(Stored records)
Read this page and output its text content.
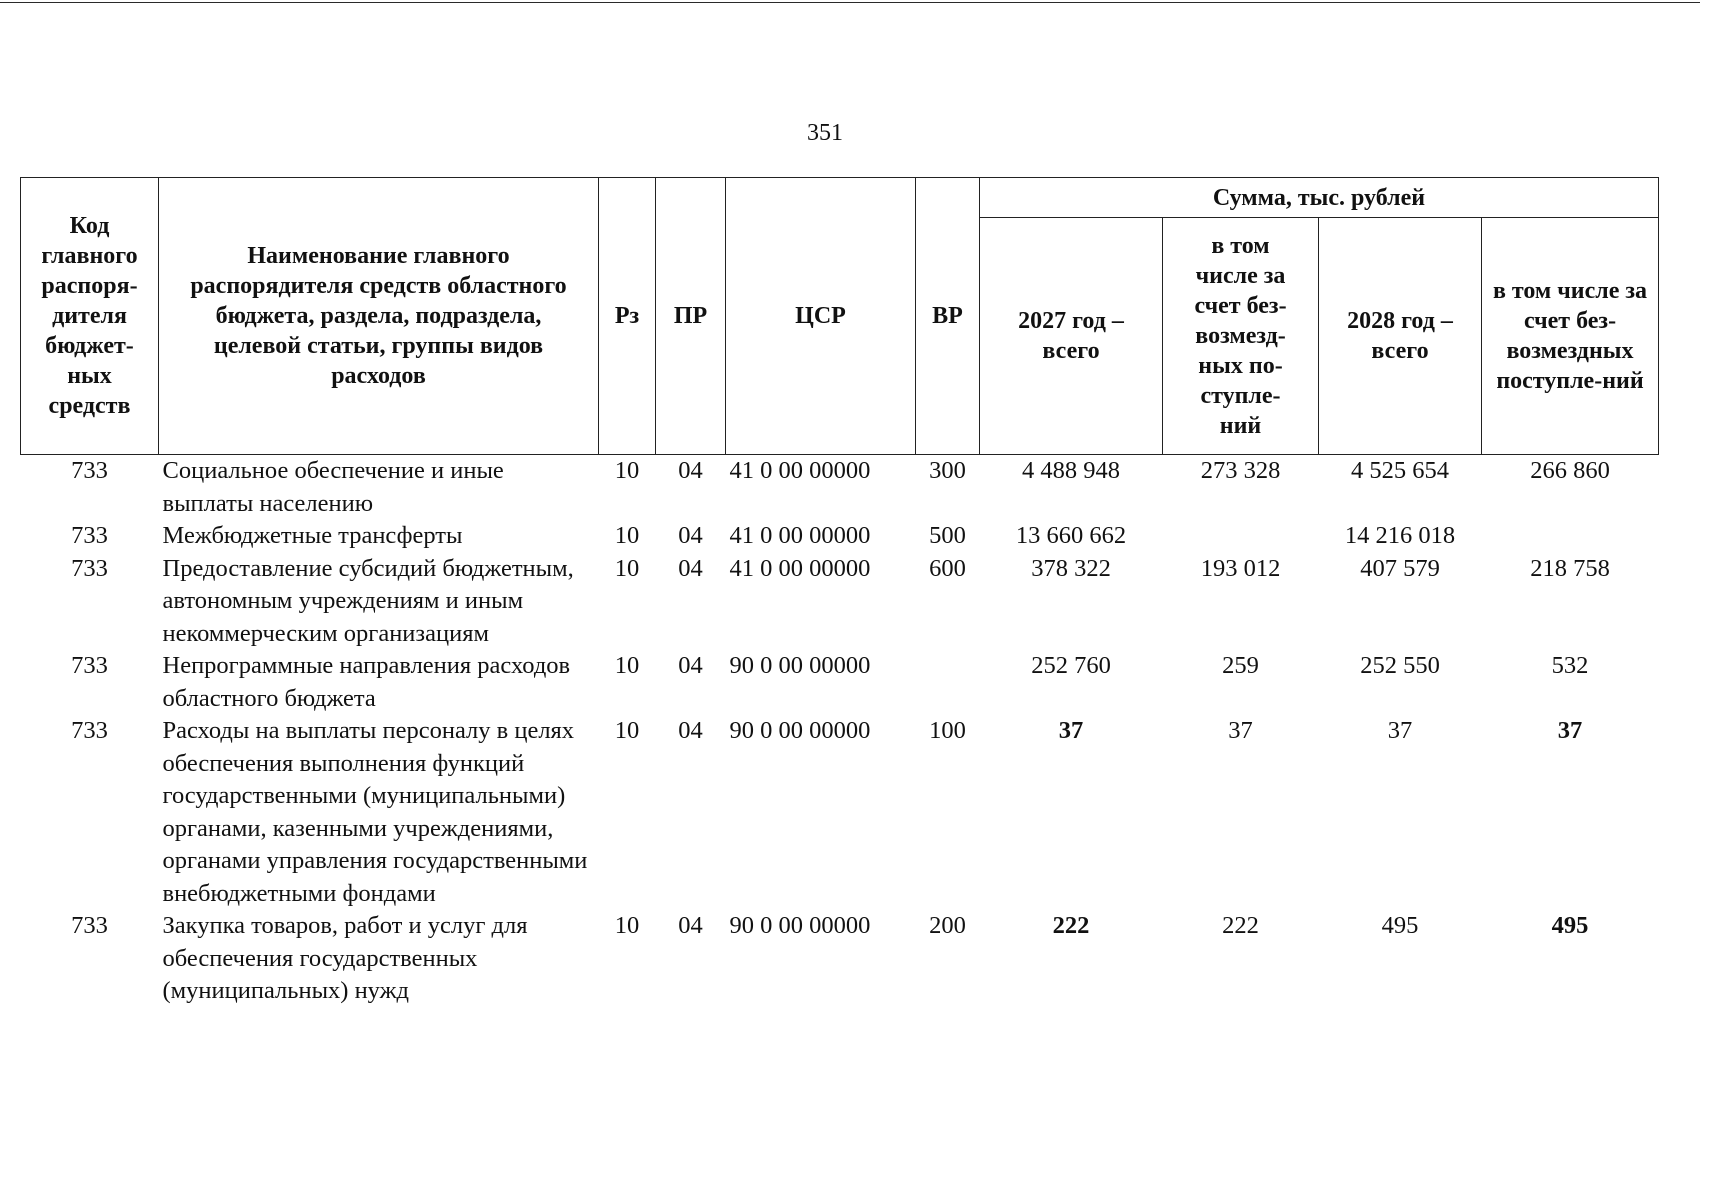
351
Код главного распоря-дителя бюджет-ных средств	Наименование главного распорядителя средств областного бюджета, раздела, подраздела, целевой статьи, группы видов расходов	Рз	ПР	ЦСР	ВР	Сумма, тыс. рублей			
						2027 год – всего	в том числе за счет без-возмезд-ных по-ступле-ний	2028 год – всего	в том числе за счет без-возмездных поступле-ний
733	Социальное обеспечение и иные выплаты населению	10	04	41 0 00 00000	300	4 488 948	273 328	4 525 654	266 860
733	Межбюджетные трансферты	10	04	41 0 00 00000	500	13 660 662		14 216 018	
733	Предоставление субсидий бюджетным, автономным учреждениям и иным некоммерческим организациям	10	04	41 0 00 00000	600	378 322	193 012	407 579	218 758
733	Непрограммные направления расходов областного бюджета	10	04	90 0 00 00000		252 760	259	252 550	532
733	Расходы на выплаты персоналу в целях обеспечения выполнения функций государственными (муниципальными) органами, казенными учреждениями, органами управления государственными внебюджетными фондами	10	04	90 0 00 00000	100	37	37	37	37
733	Закупка товаров, работ и услуг для обеспечения государственных (муниципальных) нужд	10	04	90 0 00 00000	200	222	222	495	495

Direction>
Return each line exactly as written. Any picture gets left out.

The solution>
Read this page and output its text content.
351
Код главного распоря-дителя бюджет-ных средств	Наименование главного распорядителя средств областного бюджета, раздела, подраздела, целевой статьи, группы видов расходов	Рз	ПР	ЦСР	ВР	Сумма, тыс. рублей			
						2027 год – всего	в том числе за счет без-возмезд-ных по-ступле-ний	2028 год – всего	в том числе за счет без-возмездных поступле-ний
733	Социальное обеспечение и иные выплаты населению	10	04	41 0 00 00000	300	4 488 948	273 328	4 525 654	266 860
733	Межбюджетные трансферты	10	04	41 0 00 00000	500	13 660 662		14 216 018	
733	Предоставление субсидий бюджетным, автономным учреждениям и иным некоммерческим организациям	10	04	41 0 00 00000	600	378 322	193 012	407 579	218 758
733	Непрограммные направления расходов областного бюджета	10	04	90 0 00 00000		252 760	259	252 550	532
733	Расходы на выплаты персоналу в целях обеспечения выполнения функций государственными (муниципальными) органами, казенными учреждениями, органами управления государственными внебюджетными фондами	10	04	90 0 00 00000	100	37	37	37	37
733	Закупка товаров, работ и услуг для обеспечения государственных (муниципальных) нужд	10	04	90 0 00 00000	200	222	222	495	495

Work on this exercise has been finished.